* **TEXT BLOCK**:
———
In early 2020 (just weeks before the pandemic), Smithsonian staff and their storytelling partners at the Peale, Baltimore, traveled to multiple states in the U.S. to ask residents of those states about voting experiences, the current state of American democracy, what issues brought them to the polls, how they made a difference in their communities, and what Americans' civic responsibilities were, among other complex questions.
Dr. Tamika Lamb-Sanders (00:00): The day after the election with Trump and Hillary, I was working, doing a program in schools. And it's a population of schools, a lot of Hispanic and Latino and African-American children, as well. And a lot of them, literally, I had teachers and students crying the next day at school. A lot of teachers called out, and they literally would look at me, and we were doing a storytelling and poetry after-school session, and they were just like, 'Ms. Sanders, what do we do? How do we go on? It didn't matter, everything that we said.' They're like, 'I don't want to live in an America like this. I never thought someone that said so many horrible things about people would be elected. I just thought, 'That's not what you do as a president, right? That's not what you do, and I thought people would be smart enough not to choose him.'
(00:53): And because I felt the same way, it was really heartbreaking, and literally, I have a lot of students now. Now that 2020 is gearing up, because of that disappointment and that pain, there's a lot of people right now that are thinking, 'I don't want to vote, and look what happened. We voted. We did everything, and look what happened.' But then I also have to tell them on the other side. I say, 'Hey, the popular vote was won by the people. She won. The Electoral College, that's a whole ‘nother topic; it was won by him.' I said, 'So that popular vote, it mattered, and had all of those people not gone to vote, guess what? Who knows how that would have ended up? It could have ended up even worse. That popular vote wouldn't have even been there.'
(01:38): So, it does matter. Yes, the popular vote didn't elect the president, but it was letting you know where people stood, and so when history goes down, and they say, 'How did the country feel about this?' Well, actually, the majority of the people, the popular vote, that's how they felt.
———
* **GIVEN RECORDS**:
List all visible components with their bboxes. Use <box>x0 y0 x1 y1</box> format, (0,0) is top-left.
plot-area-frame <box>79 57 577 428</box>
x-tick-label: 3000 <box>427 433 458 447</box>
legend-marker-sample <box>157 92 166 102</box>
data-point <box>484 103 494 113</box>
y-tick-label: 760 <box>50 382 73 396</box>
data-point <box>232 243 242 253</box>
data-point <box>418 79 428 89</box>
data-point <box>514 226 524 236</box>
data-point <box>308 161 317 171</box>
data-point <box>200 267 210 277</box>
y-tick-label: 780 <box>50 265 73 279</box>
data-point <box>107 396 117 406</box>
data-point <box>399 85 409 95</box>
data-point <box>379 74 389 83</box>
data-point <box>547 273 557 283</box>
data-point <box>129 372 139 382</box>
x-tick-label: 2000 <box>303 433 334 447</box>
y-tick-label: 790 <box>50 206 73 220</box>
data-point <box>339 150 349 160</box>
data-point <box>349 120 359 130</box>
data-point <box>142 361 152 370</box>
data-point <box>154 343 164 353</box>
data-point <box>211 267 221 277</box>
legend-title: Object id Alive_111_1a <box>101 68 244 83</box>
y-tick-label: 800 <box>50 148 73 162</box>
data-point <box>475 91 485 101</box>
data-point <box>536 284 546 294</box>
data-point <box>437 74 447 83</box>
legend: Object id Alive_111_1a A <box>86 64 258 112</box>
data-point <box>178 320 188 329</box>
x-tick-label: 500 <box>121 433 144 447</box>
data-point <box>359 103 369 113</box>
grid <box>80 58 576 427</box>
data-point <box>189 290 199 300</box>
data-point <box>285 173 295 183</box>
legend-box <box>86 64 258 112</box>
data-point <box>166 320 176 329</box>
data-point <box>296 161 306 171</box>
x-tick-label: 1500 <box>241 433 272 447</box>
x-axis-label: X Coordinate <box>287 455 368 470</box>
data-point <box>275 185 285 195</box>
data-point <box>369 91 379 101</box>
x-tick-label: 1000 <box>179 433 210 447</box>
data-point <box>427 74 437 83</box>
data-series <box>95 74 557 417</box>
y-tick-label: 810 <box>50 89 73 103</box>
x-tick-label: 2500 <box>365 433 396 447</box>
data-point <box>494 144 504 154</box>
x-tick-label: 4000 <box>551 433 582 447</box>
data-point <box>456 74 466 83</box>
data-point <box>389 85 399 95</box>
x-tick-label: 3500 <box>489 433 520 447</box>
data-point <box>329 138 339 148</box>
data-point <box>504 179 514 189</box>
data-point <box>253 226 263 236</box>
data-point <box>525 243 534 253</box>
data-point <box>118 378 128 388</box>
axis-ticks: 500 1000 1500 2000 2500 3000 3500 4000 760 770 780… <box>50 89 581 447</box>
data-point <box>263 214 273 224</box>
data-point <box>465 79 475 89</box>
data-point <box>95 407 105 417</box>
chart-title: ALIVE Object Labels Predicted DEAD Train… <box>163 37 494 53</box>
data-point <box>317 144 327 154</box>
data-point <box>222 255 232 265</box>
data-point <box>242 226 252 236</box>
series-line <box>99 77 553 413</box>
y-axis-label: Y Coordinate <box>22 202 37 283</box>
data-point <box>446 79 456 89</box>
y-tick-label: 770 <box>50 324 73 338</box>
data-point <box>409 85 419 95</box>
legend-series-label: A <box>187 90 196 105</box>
———
* **PROBLEM SET**:
**1.** From the voting transcript, extract the stretch from "In early 2020" through "other complex questions.".
**2.** List the topics that the opening paragraph of the voting transcript says residents were asked about.

* **ANSWER LIST**:
**1.**
In early 2020 (just weeks before the pandemic), Smithsonian staff and their storytelling partners at the Peale, Baltimore, traveled to multiple states in the U.S. to ask residents of those states about voting experiences, the current state of American democracy, what issues brought them to the polls, how they made a difference in their communities, and what Americans' civic responsibilities were, among other complex questions.

**2.**
- Voting experiences
- The current state of American democracy
- What issues brought them to the polls
- How they made a difference in their communities
- What Americans' civic responsibilities were